## SET TASK
The records below are to be quoted in full; please keep every word exact.

** START **

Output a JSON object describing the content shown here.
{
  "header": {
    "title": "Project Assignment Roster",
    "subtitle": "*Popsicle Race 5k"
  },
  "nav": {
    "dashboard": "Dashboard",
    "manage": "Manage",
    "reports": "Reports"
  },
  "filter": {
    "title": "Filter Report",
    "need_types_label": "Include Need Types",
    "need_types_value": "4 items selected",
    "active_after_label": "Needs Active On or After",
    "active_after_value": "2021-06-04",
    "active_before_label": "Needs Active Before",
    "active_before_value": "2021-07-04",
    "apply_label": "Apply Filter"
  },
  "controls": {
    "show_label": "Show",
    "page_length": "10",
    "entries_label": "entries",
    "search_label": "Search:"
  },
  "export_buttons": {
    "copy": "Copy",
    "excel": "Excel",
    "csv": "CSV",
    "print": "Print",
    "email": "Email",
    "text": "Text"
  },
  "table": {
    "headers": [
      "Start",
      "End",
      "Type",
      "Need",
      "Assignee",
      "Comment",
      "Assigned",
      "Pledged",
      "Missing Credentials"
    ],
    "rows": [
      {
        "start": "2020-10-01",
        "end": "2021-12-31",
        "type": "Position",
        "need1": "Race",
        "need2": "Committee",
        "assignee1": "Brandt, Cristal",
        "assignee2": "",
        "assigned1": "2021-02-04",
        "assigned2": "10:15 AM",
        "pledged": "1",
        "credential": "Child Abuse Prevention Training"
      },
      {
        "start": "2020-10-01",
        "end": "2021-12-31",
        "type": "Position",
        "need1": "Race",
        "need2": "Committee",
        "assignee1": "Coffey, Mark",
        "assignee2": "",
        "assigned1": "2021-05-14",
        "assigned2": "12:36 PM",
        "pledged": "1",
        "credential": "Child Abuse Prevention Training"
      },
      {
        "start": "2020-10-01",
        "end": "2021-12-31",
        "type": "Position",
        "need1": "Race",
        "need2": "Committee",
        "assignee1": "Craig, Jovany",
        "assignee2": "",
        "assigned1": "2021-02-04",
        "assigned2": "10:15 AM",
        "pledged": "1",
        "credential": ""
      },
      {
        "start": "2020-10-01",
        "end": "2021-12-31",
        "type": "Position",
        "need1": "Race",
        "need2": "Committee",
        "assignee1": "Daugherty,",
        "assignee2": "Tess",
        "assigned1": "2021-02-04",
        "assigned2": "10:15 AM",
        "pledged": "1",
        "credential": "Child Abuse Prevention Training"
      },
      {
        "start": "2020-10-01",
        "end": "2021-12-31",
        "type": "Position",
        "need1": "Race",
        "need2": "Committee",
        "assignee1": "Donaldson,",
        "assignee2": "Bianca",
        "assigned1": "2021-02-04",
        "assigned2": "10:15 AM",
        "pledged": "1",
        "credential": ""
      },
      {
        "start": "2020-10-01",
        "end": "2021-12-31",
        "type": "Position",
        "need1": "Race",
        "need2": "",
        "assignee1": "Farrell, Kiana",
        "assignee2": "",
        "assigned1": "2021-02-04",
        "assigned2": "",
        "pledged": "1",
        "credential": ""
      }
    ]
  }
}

** END **

## OUTPUT BELOW
Output a JSON object describing the content shown here.
{
  "header": {
    "title": "Project Assignment Roster",
    "subtitle": "*Popsicle Race 5k"
  },
  "nav": {
    "dashboard": "Dashboard",
    "manage": "Manage",
    "reports": "Reports"
  },
  "filter": {
    "title": "Filter Report",
    "need_types_label": "Include Need Types",
    "need_types_value": "4 items selected",
    "active_after_label": "Needs Active On or After",
    "active_after_value": "2021-06-04",
    "active_before_label": "Needs Active Before",
    "active_before_value": "2021-07-04",
    "apply_label": "Apply Filter"
  },
  "controls": {
    "show_label": "Show",
    "page_length": "10",
    "entries_label": "entries",
    "search_label": "Search:"
  },
  "export_buttons": {
    "copy": "Copy",
    "excel": "Excel",
    "csv": "CSV",
    "print": "Print",
    "email": "Email",
    "text": "Text"
  },
  "table": {
    "headers": [
      "Start",
      "End",
      "Type",
      "Need",
      "Assignee",
      "Comment",
      "Assigned",
      "Pledged",
      "Missing Credentials"
    ],
    "rows": [
      {
        "start": "2020-10-01",
        "end": "2021-12-31",
        "type": "Position",
        "need1": "Race",
        "need2": "Committee",
        "assignee1": "Brandt, Cristal",
        "assignee2": "",
        "assigned1": "2021-02-04",
        "assigned2": "10:15 AM",
        "pledged": "1",
        "credential": "Child Abuse Prevention Training"
      },
      {
        "start": "2020-10-01",
        "end": "2021-12-31",
        "type": "Position",
        "need1": "Race",
        "need2": "Committee",
        "assignee1": "Coffey, Mark",
        "assignee2": "",
        "assigned1": "2021-05-14",
        "assigned2": "12:36 PM",
        "pledged": "1",
        "credential": "Child Abuse Prevention Training"
      },
      {
        "start": "2020-10-01",
        "end": "2021-12-31",
        "type": "Position",
        "need1": "Race",
        "need2": "Committee",
        "assignee1": "Craig, Jovany",
        "assignee2": "",
        "assigned1": "2021-02-04",
        "assigned2": "10:15 AM",
        "pledged": "1",
        "credential": ""
      },
      {
        "start": "2020-10-01",
        "end": "2021-12-31",
        "type": "Position",
        "need1": "Race",
        "need2": "Committee",
        "assignee1": "Daugherty,",
        "assignee2": "Tess",
        "assigned1": "2021-02-04",
        "assigned2": "10:15 AM",
        "pledged": "1",
        "credential": "Child Abuse Prevention Training"
      },
      {
        "start": "2020-10-01",
        "end": "2021-12-31",
        "type": "Position",
        "need1": "Race",
        "need2": "Committee",
        "assignee1": "Donaldson,",
        "assignee2": "Bianca",
        "assigned1": "2021-02-04",
        "assigned2": "10:15 AM",
        "pledged": "1",
        "credential": ""
      },
      {
        "start": "2020-10-01",
        "end": "2021-12-31",
        "type": "Position",
        "need1": "Race",
        "need2": "",
        "assignee1": "Farrell, Kiana",
        "assignee2": "",
        "assigned1": "2021-02-04",
        "assigned2": "",
        "pledged": "1",
        "credential": ""
      }
    ]
  }
}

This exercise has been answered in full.